Exercise brief>
Could every line of the data be printed exactly as it reads?

§

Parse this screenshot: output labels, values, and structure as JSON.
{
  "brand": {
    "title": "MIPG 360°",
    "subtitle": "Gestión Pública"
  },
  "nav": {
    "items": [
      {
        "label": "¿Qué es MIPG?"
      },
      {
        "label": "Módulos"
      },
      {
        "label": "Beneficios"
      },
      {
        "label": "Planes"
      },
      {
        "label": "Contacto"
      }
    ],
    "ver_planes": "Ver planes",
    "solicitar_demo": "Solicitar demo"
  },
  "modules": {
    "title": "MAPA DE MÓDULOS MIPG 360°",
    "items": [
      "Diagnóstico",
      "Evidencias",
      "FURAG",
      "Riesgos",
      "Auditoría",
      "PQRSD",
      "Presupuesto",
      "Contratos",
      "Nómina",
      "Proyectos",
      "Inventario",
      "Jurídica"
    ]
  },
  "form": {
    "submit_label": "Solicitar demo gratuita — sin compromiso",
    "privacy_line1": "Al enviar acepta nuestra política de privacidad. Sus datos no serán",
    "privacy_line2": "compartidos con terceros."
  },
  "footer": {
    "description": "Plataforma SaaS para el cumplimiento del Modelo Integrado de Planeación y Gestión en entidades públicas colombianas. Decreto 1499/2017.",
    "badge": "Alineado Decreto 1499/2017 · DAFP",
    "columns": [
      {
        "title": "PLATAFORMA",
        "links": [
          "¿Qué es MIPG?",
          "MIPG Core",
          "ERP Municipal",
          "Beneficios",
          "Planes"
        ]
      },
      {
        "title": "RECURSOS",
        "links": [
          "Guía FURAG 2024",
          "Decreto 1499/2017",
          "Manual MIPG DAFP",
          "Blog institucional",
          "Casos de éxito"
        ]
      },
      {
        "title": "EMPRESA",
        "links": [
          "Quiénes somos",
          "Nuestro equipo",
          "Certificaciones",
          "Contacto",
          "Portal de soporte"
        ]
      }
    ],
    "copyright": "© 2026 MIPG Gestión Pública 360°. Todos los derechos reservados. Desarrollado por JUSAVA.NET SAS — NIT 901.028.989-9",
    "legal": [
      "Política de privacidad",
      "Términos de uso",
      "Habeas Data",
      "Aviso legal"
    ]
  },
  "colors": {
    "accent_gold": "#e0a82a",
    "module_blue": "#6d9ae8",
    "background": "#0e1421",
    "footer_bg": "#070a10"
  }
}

§

Expected output>
Parse this screenshot: output labels, values, and structure as JSON.
{
  "brand": {
    "title": "MIPG 360°",
    "subtitle": "Gestión Pública"
  },
  "nav": {
    "items": [
      {
        "label": "¿Qué es MIPG?"
      },
      {
        "label": "Módulos"
      },
      {
        "label": "Beneficios"
      },
      {
        "label": "Planes"
      },
      {
        "label": "Contacto"
      }
    ],
    "ver_planes": "Ver planes",
    "solicitar_demo": "Solicitar demo"
  },
  "modules": {
    "title": "MAPA DE MÓDULOS MIPG 360°",
    "items": [
      "Diagnóstico",
      "Evidencias",
      "FURAG",
      "Riesgos",
      "Auditoría",
      "PQRSD",
      "Presupuesto",
      "Contratos",
      "Nómina",
      "Proyectos",
      "Inventario",
      "Jurídica"
    ]
  },
  "form": {
    "submit_label": "Solicitar demo gratuita — sin compromiso",
    "privacy_line1": "Al enviar acepta nuestra política de privacidad. Sus datos no serán",
    "privacy_line2": "compartidos con terceros."
  },
  "footer": {
    "description": "Plataforma SaaS para el cumplimiento del Modelo Integrado de Planeación y Gestión en entidades públicas colombianas. Decreto 1499/2017.",
    "badge": "Alineado Decreto 1499/2017 · DAFP",
    "columns": [
      {
        "title": "PLATAFORMA",
        "links": [
          "¿Qué es MIPG?",
          "MIPG Core",
          "ERP Municipal",
          "Beneficios",
          "Planes"
        ]
      },
      {
        "title": "RECURSOS",
        "links": [
          "Guía FURAG 2024",
          "Decreto 1499/2017",
          "Manual MIPG DAFP",
          "Blog institucional",
          "Casos de éxito"
        ]
      },
      {
        "title": "EMPRESA",
        "links": [
          "Quiénes somos",
          "Nuestro equipo",
          "Certificaciones",
          "Contacto",
          "Portal de soporte"
        ]
      }
    ],
    "copyright": "© 2026 MIPG Gestión Pública 360°. Todos los derechos reservados. Desarrollado por JUSAVA.NET SAS — NIT 901.028.989-9",
    "legal": [
      "Política de privacidad",
      "Términos de uso",
      "Habeas Data",
      "Aviso legal"
    ]
  },
  "colors": {
    "accent_gold": "#e0a82a",
    "module_blue": "#6d9ae8",
    "background": "#0e1421",
    "footer_bg": "#070a10"
  }
}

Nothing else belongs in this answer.